**Problem description**
Output exactly, please, the lines of the records below from the one containing "Decode this image" through the final line.

**Data to process**
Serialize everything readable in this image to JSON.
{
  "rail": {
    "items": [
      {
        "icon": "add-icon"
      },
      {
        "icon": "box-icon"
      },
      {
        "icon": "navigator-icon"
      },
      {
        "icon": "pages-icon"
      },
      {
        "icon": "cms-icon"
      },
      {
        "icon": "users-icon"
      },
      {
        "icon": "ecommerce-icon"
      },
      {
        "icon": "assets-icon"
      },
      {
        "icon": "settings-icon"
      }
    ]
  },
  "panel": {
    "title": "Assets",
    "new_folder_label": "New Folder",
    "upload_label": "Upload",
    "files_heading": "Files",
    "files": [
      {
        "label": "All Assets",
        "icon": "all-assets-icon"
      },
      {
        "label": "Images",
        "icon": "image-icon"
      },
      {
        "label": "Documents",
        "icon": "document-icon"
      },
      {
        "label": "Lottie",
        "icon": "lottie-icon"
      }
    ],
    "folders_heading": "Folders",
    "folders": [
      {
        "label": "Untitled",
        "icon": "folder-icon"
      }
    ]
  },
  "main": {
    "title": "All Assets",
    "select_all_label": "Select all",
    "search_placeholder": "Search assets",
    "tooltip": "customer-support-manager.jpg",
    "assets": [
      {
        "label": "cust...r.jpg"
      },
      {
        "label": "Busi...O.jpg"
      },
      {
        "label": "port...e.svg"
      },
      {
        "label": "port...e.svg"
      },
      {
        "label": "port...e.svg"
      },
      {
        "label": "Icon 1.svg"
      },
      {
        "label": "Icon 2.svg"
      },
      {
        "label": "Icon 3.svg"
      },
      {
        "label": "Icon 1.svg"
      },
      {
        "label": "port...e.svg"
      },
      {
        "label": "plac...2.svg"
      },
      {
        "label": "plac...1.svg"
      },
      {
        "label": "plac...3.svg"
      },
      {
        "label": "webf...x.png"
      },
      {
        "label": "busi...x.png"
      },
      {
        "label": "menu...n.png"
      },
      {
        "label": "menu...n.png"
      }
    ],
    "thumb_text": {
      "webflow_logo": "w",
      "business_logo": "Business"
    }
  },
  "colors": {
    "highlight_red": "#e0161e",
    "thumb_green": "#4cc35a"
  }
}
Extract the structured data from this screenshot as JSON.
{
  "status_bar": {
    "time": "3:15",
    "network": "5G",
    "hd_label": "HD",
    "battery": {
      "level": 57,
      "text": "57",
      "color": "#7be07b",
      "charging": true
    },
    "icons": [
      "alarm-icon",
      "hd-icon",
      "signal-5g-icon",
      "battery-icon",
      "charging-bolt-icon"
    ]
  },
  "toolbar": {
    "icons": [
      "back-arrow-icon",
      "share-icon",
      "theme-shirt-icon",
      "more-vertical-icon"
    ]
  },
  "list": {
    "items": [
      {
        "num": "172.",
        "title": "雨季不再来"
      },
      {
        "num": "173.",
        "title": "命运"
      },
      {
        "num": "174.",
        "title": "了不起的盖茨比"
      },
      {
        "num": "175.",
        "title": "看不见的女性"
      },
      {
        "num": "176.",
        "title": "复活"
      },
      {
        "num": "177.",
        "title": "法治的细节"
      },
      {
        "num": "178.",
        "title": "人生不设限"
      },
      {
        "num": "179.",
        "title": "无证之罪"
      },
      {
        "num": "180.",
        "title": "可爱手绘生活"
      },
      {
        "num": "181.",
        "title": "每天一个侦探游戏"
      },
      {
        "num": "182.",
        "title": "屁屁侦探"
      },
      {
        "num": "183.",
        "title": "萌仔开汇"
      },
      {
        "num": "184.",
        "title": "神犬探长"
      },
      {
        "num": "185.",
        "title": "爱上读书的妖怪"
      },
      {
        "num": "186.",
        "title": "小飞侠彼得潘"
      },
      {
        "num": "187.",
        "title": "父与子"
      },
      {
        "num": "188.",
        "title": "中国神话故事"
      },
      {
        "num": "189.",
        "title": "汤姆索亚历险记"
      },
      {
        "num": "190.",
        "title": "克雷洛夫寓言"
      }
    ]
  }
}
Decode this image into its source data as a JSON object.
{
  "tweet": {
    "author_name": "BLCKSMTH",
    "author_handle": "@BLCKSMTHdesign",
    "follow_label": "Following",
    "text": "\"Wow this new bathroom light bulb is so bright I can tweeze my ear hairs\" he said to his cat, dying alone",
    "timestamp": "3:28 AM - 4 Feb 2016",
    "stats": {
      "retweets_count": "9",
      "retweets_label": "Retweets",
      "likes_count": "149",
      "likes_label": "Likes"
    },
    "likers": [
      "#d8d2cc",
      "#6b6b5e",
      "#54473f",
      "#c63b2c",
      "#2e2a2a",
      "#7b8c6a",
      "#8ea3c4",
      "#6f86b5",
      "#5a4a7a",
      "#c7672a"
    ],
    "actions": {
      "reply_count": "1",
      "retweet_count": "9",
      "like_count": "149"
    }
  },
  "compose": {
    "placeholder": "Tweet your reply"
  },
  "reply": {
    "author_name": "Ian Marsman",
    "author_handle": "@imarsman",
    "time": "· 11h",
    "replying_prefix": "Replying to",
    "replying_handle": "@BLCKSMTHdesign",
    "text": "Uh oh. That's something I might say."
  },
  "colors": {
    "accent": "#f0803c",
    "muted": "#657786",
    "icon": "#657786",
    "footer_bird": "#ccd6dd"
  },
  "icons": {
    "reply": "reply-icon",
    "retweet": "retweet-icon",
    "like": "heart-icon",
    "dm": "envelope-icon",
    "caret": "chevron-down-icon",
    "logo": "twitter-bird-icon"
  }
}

**Correct response**
Decode this image into its source data as a JSON object.
{
  "tweet": {
    "author_name": "BLCKSMTH",
    "author_handle": "@BLCKSMTHdesign",
    "follow_label": "Following",
    "text": "\"Wow this new bathroom light bulb is so bright I can tweeze my ear hairs\" he said to his cat, dying alone",
    "timestamp": "3:28 AM - 4 Feb 2016",
    "stats": {
      "retweets_count": "9",
      "retweets_label": "Retweets",
      "likes_count": "149",
      "likes_label": "Likes"
    },
    "likers": [
      "#d8d2cc",
      "#6b6b5e",
      "#54473f",
      "#c63b2c",
      "#2e2a2a",
      "#7b8c6a",
      "#8ea3c4",
      "#6f86b5",
      "#5a4a7a",
      "#c7672a"
    ],
    "actions": {
      "reply_count": "1",
      "retweet_count": "9",
      "like_count": "149"
    }
  },
  "compose": {
    "placeholder": "Tweet your reply"
  },
  "reply": {
    "author_name": "Ian Marsman",
    "author_handle": "@imarsman",
    "time": "· 11h",
    "replying_prefix": "Replying to",
    "replying_handle": "@BLCKSMTHdesign",
    "text": "Uh oh. That's something I might say."
  },
  "colors": {
    "accent": "#f0803c",
    "muted": "#657786",
    "icon": "#657786",
    "footer_bird": "#ccd6dd"
  },
  "icons": {
    "reply": "reply-icon",
    "retweet": "retweet-icon",
    "like": "heart-icon",
    "dm": "envelope-icon",
    "caret": "chevron-down-icon",
    "logo": "twitter-bird-icon"
  }
}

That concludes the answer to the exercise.